■ STATED GOAL
Repeat what the lines below say, word for word, and skip every image.

Dataset entries
_ _ _ _
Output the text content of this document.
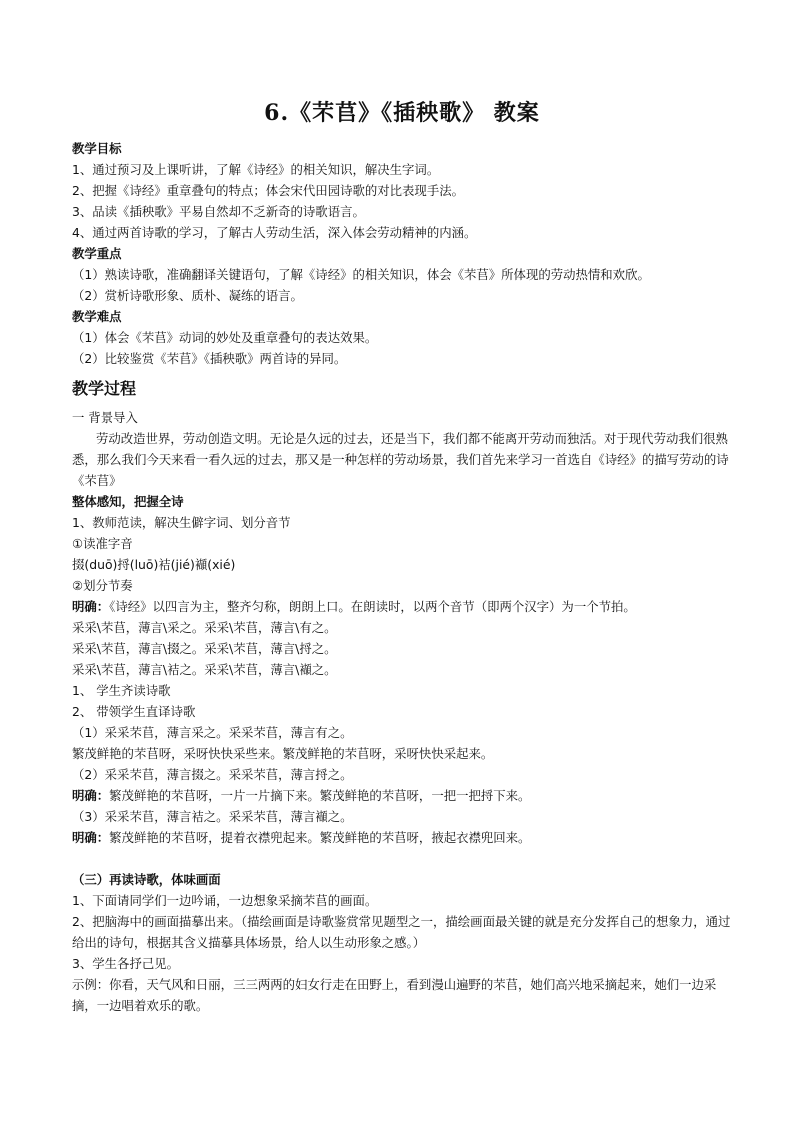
6.《芣苢》《插秧歌》 教案
教学目标
1、通过预习及上课听讲，了解《诗经》的相关知识，解决生字词。
2、把握《诗经》重章叠句的特点；体会宋代田园诗歌的对比表现手法。
3、品读《插秧歌》平易自然却不乏新奇的诗歌语言。
4、通过两首诗歌的学习，了解古人劳动生活，深入体会劳动精神的内涵。
教学重点
（1）熟读诗歌，准确翻译关键语句，了解《诗经》的相关知识，体会《芣苢》所体现的劳动热情和欢欣。
（2）赏析诗歌形象、质朴、凝练的语言。
教学难点
（1）体会《芣苢》动词的妙处及重章叠句的表达效果。
（2）比较鉴赏《芣苢》《插秧歌》两首诗的异同。
教学过程
一 背景导入
劳动改造世界，劳动创造文明。无论是久远的过去，还是当下，我们都不能离开劳动而独活。对于现代劳动我们很熟悉，那么我们今天来看一看久远的过去，那又是一种怎样的劳动场景，我们首先来学习一首选自《诗经》的描写劳动的诗《芣苢》
整体感知，把握全诗
1、教师范读，解决生僻字词、划分音节
①读准字音
掇(duō)捋(luō)袺(jié)襭(xié)
②划分节奏
明确：《诗经》以四言为主，整齐匀称，朗朗上口。在朗读时，以两个音节（即两个汉字）为一个节拍。
采采\芣苢，薄言\采之。采采\芣苢，薄言\有之。
采采\芣苢，薄言\掇之。采采\芣苢，薄言\捋之。
采采\芣苢，薄言\袺之。采采\芣苢，薄言\襭之。
1、 学生齐读诗歌
2、 带领学生直译诗歌
（1）采采芣苢，薄言采之。采采芣苢，薄言有之。
繁茂鲜艳的芣苢呀，采呀快快采些来。繁茂鲜艳的芣苢呀，采呀快快采起来。
（2）采采芣苢，薄言掇之。采采芣苢，薄言捋之。
明确：繁茂鲜艳的芣苢呀，一片一片摘下来。繁茂鲜艳的芣苢呀，一把一把捋下来。
（3）采采芣苢，薄言袺之。采采芣苢，薄言襭之。
明确：繁茂鲜艳的芣苢呀，提着衣襟兜起来。繁茂鲜艳的芣苢呀，掖起衣襟兜回来。
（三）再读诗歌，体味画面
1、下面请同学们一边吟诵，一边想象采摘芣苢的画面。
2、把脑海中的画面描摹出来。（描绘画面是诗歌鉴赏常见题型之一，描绘画面最关键的就是充分发挥自己的想象力，通过给出的诗句，根据其含义描摹具体场景，给人以生动形象之感。）
3、学生各抒己见。
示例：你看，天气风和日丽，三三两两的妇女行走在田野上，看到漫山遍野的芣苢，她们高兴地采摘起来，她们一边采摘，一边唱着欢乐的歌。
_ _ _ _
■ RESPONSE TO THIS EXERCISE
Output the text content of this document.
6.《芣苢》《插秧歌》 教案
教学目标
1、通过预习及上课听讲，了解《诗经》的相关知识，解决生字词。
2、把握《诗经》重章叠句的特点；体会宋代田园诗歌的对比表现手法。
3、品读《插秧歌》平易自然却不乏新奇的诗歌语言。
4、通过两首诗歌的学习，了解古人劳动生活，深入体会劳动精神的内涵。
教学重点
（1）熟读诗歌，准确翻译关键语句，了解《诗经》的相关知识，体会《芣苢》所体现的劳动热情和欢欣。
（2）赏析诗歌形象、质朴、凝练的语言。
教学难点
（1）体会《芣苢》动词的妙处及重章叠句的表达效果。
（2）比较鉴赏《芣苢》《插秧歌》两首诗的异同。
教学过程
一 背景导入
劳动改造世界，劳动创造文明。无论是久远的过去，还是当下，我们都不能离开劳动而独活。对于现代劳动我们很熟悉，那么我们今天来看一看久远的过去，那又是一种怎样的劳动场景，我们首先来学习一首选自《诗经》的描写劳动的诗《芣苢》
整体感知，把握全诗
1、教师范读，解决生僻字词、划分音节
①读准字音
掇(duō)捋(luō)袺(jié)襭(xié)
②划分节奏
明确：《诗经》以四言为主，整齐匀称，朗朗上口。在朗读时，以两个音节（即两个汉字）为一个节拍。
采采\芣苢，薄言\采之。采采\芣苢，薄言\有之。
采采\芣苢，薄言\掇之。采采\芣苢，薄言\捋之。
采采\芣苢，薄言\袺之。采采\芣苢，薄言\襭之。
1、 学生齐读诗歌
2、 带领学生直译诗歌
（1）采采芣苢，薄言采之。采采芣苢，薄言有之。
繁茂鲜艳的芣苢呀，采呀快快采些来。繁茂鲜艳的芣苢呀，采呀快快采起来。
（2）采采芣苢，薄言掇之。采采芣苢，薄言捋之。
明确：繁茂鲜艳的芣苢呀，一片一片摘下来。繁茂鲜艳的芣苢呀，一把一把捋下来。
（3）采采芣苢，薄言袺之。采采芣苢，薄言襭之。
明确：繁茂鲜艳的芣苢呀，提着衣襟兜起来。繁茂鲜艳的芣苢呀，掖起衣襟兜回来。
（三）再读诗歌，体味画面
1、下面请同学们一边吟诵，一边想象采摘芣苢的画面。
2、把脑海中的画面描摹出来。（描绘画面是诗歌鉴赏常见题型之一，描绘画面最关键的就是充分发挥自己的想象力，通过给出的诗句，根据其含义描摹具体场景，给人以生动形象之感。）
3、学生各抒己见。
示例：你看，天气风和日丽，三三两两的妇女行走在田野上，看到漫山遍野的芣苢，她们高兴地采摘起来，她们一边采摘，一边唱着欢乐的歌。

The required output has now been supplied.